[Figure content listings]
◇ ◇ ◇ ◇

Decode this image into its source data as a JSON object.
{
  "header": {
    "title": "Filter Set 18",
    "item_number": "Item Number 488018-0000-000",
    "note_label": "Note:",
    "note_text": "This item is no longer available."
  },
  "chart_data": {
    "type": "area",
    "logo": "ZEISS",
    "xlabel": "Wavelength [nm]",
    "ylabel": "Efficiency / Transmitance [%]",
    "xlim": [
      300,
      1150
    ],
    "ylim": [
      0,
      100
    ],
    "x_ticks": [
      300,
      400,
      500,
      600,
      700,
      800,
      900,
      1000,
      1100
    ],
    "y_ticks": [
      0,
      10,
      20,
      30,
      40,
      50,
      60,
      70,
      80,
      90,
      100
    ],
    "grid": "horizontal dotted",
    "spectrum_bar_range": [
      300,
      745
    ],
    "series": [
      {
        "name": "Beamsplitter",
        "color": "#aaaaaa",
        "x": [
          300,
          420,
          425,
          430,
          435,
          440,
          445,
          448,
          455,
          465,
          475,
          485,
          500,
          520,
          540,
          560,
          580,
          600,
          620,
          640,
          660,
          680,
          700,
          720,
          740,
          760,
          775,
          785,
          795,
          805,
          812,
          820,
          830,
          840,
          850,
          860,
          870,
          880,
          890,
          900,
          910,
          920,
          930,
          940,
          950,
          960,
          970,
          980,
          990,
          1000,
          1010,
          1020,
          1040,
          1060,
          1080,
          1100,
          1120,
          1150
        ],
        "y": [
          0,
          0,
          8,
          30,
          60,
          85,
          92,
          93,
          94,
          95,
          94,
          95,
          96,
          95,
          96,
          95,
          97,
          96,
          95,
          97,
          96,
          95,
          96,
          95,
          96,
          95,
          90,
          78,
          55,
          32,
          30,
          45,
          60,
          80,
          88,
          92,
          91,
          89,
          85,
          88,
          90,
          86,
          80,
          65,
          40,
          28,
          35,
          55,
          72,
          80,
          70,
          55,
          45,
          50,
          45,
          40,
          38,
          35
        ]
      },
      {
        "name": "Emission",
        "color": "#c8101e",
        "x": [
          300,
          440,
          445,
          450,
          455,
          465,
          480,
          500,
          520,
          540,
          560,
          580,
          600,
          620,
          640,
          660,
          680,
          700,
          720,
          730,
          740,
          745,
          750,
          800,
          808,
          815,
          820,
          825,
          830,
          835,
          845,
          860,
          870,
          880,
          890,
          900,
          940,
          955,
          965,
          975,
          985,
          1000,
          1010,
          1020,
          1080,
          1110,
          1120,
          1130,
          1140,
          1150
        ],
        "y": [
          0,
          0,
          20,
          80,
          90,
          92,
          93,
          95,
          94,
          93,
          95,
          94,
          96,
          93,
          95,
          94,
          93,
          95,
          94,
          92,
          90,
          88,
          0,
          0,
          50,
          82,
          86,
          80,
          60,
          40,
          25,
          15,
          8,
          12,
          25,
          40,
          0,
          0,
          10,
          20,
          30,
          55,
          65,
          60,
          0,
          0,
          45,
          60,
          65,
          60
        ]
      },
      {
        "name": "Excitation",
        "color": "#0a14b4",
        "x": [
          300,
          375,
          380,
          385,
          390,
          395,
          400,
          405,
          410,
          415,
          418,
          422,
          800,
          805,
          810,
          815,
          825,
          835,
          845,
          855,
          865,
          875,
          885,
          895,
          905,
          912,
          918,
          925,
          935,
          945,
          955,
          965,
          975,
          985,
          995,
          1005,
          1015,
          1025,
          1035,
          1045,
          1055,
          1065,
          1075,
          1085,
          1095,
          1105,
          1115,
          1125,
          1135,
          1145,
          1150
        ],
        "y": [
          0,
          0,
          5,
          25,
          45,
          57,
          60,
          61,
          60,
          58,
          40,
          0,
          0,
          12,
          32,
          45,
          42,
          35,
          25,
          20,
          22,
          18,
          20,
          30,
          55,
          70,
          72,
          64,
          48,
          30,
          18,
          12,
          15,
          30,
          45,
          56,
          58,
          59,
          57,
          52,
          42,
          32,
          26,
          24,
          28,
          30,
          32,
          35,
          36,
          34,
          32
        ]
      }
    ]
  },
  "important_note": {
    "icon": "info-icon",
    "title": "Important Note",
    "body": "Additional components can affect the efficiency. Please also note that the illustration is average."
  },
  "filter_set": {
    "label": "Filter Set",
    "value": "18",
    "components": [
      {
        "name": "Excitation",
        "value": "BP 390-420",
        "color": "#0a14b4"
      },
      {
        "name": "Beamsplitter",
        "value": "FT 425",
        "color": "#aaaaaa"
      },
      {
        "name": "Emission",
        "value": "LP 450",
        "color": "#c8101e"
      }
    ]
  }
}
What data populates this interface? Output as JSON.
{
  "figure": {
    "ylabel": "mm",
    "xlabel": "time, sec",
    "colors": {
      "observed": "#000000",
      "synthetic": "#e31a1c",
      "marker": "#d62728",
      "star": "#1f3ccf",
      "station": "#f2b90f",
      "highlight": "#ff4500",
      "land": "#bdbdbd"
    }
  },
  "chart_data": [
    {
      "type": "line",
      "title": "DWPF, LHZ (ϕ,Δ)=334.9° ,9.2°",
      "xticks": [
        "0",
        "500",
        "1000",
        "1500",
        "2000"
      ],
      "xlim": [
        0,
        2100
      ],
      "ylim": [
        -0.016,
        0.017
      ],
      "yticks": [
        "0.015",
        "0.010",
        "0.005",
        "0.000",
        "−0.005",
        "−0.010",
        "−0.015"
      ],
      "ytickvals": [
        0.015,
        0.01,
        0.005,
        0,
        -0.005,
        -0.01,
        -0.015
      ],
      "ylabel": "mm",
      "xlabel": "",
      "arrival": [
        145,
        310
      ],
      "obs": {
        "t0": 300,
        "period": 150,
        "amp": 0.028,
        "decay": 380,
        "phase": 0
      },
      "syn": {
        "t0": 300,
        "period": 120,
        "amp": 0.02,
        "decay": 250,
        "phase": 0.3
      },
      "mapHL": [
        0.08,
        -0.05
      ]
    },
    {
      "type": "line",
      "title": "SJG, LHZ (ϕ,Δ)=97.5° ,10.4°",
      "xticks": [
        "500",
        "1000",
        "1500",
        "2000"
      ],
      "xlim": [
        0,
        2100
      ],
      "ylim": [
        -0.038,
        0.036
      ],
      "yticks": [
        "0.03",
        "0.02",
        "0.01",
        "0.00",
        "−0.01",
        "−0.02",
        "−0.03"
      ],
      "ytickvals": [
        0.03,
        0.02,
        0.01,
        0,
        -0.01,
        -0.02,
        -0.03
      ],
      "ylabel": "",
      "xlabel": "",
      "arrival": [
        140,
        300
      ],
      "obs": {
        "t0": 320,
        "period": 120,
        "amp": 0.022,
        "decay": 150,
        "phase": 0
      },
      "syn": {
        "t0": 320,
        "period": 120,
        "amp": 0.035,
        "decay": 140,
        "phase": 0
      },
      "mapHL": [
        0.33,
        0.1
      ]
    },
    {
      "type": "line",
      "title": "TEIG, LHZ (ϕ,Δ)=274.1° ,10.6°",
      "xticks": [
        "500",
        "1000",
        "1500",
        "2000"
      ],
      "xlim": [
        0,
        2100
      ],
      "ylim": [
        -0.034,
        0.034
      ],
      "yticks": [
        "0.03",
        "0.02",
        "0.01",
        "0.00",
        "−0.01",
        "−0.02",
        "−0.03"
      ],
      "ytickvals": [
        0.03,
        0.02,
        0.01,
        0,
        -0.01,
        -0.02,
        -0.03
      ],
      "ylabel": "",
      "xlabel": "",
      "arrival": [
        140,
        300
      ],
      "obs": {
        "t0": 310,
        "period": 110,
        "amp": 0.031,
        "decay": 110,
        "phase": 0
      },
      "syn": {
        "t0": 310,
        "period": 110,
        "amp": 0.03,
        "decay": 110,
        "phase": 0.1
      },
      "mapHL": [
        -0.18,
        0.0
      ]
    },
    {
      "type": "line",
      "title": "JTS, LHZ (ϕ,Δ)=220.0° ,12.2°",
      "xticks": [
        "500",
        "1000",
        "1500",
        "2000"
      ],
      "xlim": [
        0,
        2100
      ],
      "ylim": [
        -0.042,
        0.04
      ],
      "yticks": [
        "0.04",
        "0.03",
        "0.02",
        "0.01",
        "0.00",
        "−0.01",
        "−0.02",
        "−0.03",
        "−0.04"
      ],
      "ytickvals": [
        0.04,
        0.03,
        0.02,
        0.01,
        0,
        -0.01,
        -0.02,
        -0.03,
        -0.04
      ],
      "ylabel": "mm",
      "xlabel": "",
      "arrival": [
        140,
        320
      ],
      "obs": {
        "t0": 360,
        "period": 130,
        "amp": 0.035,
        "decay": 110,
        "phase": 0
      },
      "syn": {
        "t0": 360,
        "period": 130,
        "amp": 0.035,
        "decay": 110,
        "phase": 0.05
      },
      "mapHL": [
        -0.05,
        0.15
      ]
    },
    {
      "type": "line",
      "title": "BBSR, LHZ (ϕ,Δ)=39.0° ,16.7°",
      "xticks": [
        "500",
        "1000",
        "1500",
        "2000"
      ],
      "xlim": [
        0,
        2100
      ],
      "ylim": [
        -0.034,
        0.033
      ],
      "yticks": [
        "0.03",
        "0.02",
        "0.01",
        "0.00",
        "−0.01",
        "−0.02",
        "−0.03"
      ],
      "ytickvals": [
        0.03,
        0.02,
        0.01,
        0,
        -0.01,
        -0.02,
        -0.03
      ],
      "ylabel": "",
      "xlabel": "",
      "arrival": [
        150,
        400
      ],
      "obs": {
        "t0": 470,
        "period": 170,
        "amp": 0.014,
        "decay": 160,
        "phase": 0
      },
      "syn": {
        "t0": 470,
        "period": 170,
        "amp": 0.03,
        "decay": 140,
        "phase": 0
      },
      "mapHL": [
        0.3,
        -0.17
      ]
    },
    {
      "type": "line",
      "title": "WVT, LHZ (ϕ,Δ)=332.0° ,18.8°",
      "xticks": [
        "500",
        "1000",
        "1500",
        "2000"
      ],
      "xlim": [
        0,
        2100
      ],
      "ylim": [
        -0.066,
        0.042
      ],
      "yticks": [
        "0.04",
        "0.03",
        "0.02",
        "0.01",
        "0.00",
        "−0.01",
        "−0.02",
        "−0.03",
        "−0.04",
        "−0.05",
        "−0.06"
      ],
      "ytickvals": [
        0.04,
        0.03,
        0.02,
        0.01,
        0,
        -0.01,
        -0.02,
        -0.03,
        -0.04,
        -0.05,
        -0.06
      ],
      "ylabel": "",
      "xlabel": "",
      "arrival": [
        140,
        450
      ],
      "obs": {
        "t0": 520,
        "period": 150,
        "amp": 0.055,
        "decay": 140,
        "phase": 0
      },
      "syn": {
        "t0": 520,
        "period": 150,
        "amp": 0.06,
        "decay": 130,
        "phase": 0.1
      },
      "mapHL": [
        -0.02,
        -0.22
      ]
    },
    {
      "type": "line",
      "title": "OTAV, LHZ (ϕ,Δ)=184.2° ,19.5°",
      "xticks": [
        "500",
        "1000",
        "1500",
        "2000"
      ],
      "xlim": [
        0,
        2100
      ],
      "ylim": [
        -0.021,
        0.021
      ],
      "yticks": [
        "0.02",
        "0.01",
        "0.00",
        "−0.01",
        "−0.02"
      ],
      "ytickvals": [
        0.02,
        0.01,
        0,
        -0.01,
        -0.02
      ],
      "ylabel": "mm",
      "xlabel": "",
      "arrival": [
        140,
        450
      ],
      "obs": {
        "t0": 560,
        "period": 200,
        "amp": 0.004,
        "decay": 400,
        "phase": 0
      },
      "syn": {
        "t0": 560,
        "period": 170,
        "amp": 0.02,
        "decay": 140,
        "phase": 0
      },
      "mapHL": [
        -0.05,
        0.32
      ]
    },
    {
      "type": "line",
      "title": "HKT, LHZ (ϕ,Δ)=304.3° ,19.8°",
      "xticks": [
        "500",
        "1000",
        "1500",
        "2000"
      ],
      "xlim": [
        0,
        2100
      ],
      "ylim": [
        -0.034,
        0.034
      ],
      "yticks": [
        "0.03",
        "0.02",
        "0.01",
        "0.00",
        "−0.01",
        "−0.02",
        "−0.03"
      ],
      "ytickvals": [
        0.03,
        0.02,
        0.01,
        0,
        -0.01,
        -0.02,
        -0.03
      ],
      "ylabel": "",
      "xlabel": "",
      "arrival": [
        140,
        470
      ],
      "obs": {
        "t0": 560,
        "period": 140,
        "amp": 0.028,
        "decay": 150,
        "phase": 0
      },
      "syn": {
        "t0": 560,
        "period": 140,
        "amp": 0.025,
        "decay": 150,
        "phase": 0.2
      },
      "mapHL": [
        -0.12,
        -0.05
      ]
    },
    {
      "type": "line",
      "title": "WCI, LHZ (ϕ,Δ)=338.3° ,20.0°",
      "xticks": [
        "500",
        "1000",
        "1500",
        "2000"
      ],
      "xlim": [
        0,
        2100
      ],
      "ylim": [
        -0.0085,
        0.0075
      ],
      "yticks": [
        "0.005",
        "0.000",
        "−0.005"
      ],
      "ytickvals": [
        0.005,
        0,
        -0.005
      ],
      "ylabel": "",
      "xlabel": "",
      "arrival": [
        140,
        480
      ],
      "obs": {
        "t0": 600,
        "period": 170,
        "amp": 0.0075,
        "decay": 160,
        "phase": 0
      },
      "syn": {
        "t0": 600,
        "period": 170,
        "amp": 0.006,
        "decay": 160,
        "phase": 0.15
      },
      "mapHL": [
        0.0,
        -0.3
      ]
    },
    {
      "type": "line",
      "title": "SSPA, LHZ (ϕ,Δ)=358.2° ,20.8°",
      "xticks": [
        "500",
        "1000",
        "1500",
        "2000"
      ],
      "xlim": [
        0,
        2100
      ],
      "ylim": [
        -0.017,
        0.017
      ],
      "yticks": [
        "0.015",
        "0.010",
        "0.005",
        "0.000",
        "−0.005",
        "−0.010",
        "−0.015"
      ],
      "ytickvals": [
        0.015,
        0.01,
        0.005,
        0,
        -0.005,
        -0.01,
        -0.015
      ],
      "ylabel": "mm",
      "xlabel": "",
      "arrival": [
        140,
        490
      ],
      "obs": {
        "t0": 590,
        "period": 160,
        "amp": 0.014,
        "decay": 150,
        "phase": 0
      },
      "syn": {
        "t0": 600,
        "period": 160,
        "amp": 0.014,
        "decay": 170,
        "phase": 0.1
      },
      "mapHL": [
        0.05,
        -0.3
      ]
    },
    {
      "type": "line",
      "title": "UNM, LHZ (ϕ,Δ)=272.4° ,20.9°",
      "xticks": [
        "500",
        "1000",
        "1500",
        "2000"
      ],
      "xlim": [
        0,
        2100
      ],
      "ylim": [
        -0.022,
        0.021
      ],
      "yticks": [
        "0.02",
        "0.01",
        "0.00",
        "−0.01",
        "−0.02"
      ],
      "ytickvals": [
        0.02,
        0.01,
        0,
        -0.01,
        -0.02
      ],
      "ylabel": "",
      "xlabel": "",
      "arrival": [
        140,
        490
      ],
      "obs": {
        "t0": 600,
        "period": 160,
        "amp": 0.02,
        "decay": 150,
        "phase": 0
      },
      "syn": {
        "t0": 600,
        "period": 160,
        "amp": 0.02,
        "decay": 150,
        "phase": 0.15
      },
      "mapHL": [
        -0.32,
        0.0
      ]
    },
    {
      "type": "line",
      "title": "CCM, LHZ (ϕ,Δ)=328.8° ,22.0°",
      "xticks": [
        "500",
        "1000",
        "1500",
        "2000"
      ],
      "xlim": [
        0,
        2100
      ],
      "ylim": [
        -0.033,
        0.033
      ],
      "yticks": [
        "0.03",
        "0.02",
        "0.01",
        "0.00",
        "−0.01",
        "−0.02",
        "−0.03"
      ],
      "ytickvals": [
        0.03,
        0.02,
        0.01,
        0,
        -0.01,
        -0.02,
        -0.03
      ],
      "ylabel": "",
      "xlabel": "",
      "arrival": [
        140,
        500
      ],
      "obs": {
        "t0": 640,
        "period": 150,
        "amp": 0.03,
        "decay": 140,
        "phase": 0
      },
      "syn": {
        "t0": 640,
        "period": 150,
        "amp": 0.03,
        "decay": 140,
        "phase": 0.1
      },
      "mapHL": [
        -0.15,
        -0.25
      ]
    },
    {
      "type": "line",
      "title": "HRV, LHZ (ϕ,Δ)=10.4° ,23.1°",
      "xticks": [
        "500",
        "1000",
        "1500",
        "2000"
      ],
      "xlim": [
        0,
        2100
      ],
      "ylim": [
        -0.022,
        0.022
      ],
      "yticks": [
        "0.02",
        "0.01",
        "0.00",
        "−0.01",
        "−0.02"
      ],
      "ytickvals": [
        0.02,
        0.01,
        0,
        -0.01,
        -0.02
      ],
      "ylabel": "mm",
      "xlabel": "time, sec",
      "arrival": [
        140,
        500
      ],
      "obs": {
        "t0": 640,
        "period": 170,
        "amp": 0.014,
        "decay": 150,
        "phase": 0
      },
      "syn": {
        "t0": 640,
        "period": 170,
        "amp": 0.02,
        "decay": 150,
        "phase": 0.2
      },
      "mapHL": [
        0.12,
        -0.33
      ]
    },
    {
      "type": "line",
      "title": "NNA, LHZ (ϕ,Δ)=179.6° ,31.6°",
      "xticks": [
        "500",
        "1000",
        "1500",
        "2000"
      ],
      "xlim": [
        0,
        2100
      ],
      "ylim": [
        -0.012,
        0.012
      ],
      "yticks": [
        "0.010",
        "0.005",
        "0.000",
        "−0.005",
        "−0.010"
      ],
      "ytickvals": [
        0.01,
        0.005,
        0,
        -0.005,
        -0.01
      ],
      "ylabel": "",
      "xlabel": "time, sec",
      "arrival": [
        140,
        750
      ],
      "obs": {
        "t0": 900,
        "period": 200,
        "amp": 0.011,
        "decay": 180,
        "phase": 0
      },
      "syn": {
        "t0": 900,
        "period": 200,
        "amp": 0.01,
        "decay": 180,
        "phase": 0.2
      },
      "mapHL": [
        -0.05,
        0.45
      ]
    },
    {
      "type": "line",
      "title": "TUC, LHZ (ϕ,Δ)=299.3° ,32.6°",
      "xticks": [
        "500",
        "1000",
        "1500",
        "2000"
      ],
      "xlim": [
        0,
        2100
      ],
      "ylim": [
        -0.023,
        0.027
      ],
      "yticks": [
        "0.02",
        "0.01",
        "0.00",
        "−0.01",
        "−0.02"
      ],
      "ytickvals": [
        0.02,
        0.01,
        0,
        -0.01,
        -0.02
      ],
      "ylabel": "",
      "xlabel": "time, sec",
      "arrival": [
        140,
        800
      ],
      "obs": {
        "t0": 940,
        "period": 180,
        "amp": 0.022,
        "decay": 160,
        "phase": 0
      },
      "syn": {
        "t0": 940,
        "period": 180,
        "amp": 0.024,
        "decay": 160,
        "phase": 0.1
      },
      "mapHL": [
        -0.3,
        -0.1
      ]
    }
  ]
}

◇ ◇ ◇ ◇

■ **The problem**
Extract each line holding the word "value" from the records.

■ **Answer below**
    "value": "18",
        "value": "BP 390-420",
        "value": "FT 425",
        "value": "LP 450",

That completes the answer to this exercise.